══ RECORDED INFORMATION ══

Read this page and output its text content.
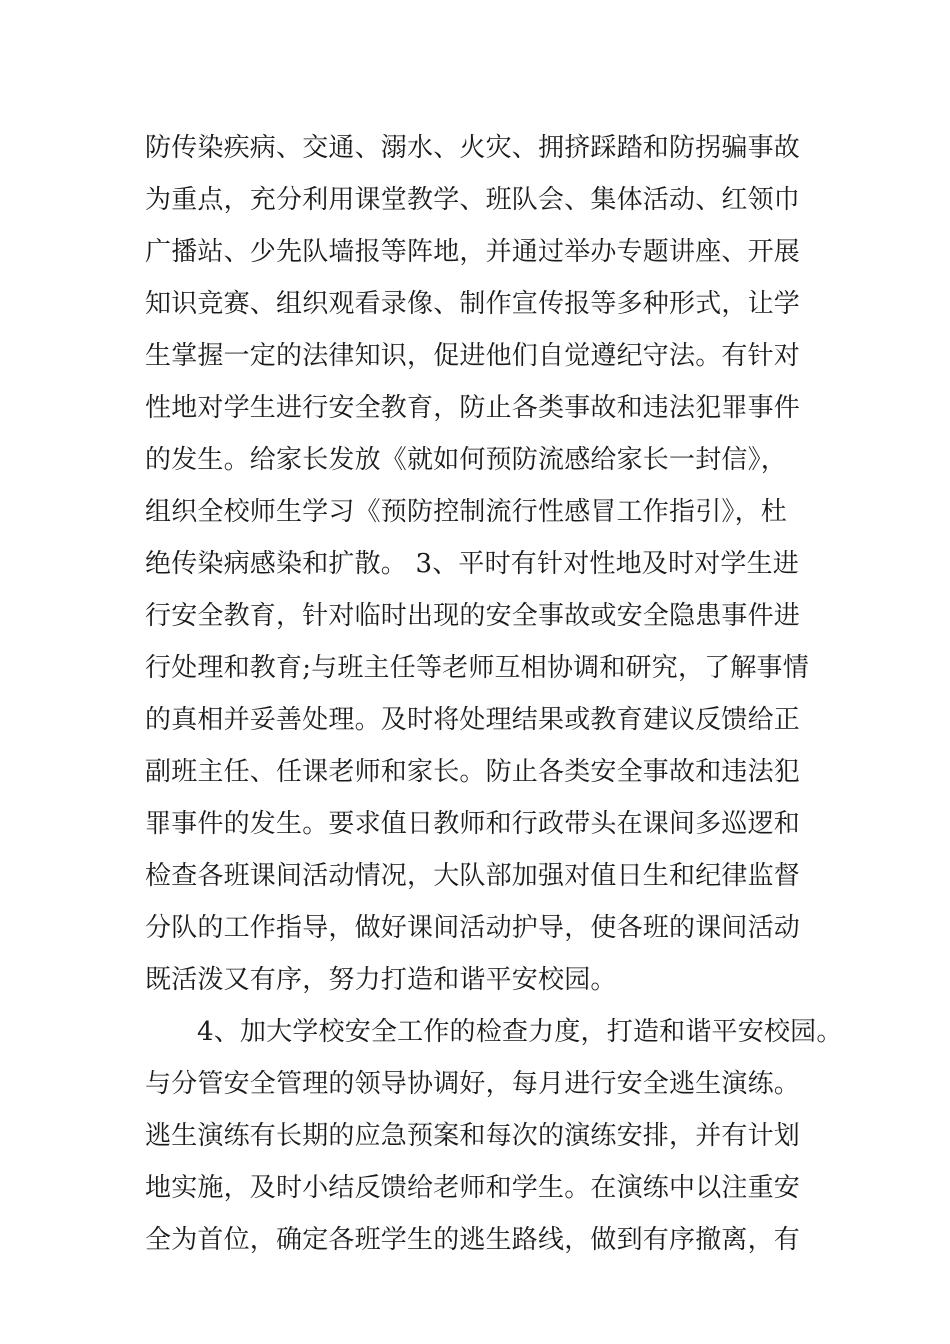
防传染疾病、交通、溺水、火灾、拥挤踩踏和防拐骗事故
为重点，充分利用课堂教学、班队会、集体活动、红领巾
广播站、少先队墙报等阵地，并通过举办专题讲座、开展
知识竞赛、组织观看录像、制作宣传报等多种形式，让学
生掌握一定的法律知识，促进他们自觉遵纪守法。有针对
性地对学生进行安全教育，防止各类事故和违法犯罪事件
的发生。给家长发放《就如何预防流感给家长一封信》，
组织全校师生学习《预防控制流行性感冒工作指引》，杜
绝传染病感染和扩散。 3、平时有针对性地及时对学生进
行安全教育，针对临时出现的安全事故或安全隐患事件进
行处理和教育;与班主任等老师互相协调和研究，了解事情
的真相并妥善处理。及时将处理结果或教育建议反馈给正
副班主任、任课老师和家长。防止各类安全事故和违法犯
罪事件的发生。要求值日教师和行政带头在课间多巡逻和
检查各班课间活动情况，大队部加强对值日生和纪律监督
分队的工作指导，做好课间活动护导，使各班的课间活动
既活泼又有序，努力打造和谐平安校园。
4、加大学校安全工作的检查力度，打造和谐平安校园。
与分管安全管理的领导协调好，每月进行安全逃生演练。
逃生演练有长期的应急预案和每次的演练安排，并有计划
地实施，及时小结反馈给老师和学生。在演练中以注重安
全为首位，确定各班学生的逃生路线，做到有序撤离，有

═══

» **GIVEN INSTRUCTION**
Print the entries above exactly, taking out only the pictures.

» **EXERCISE ANSWER**
Read this page and output its text content.
防传染疾病、交通、溺水、火灾、拥挤踩踏和防拐骗事故
为重点，充分利用课堂教学、班队会、集体活动、红领巾
广播站、少先队墙报等阵地，并通过举办专题讲座、开展
知识竞赛、组织观看录像、制作宣传报等多种形式，让学
生掌握一定的法律知识，促进他们自觉遵纪守法。有针对
性地对学生进行安全教育，防止各类事故和违法犯罪事件
的发生。给家长发放《就如何预防流感给家长一封信》，
组织全校师生学习《预防控制流行性感冒工作指引》，杜
绝传染病感染和扩散。 3、平时有针对性地及时对学生进
行安全教育，针对临时出现的安全事故或安全隐患事件进
行处理和教育;与班主任等老师互相协调和研究，了解事情
的真相并妥善处理。及时将处理结果或教育建议反馈给正
副班主任、任课老师和家长。防止各类安全事故和违法犯
罪事件的发生。要求值日教师和行政带头在课间多巡逻和
检查各班课间活动情况，大队部加强对值日生和纪律监督
分队的工作指导，做好课间活动护导，使各班的课间活动
既活泼又有序，努力打造和谐平安校园。
4、加大学校安全工作的检查力度，打造和谐平安校园。
与分管安全管理的领导协调好，每月进行安全逃生演练。
逃生演练有长期的应急预案和每次的演练安排，并有计划
地实施，及时小结反馈给老师和学生。在演练中以注重安
全为首位，确定各班学生的逃生路线，做到有序撤离，有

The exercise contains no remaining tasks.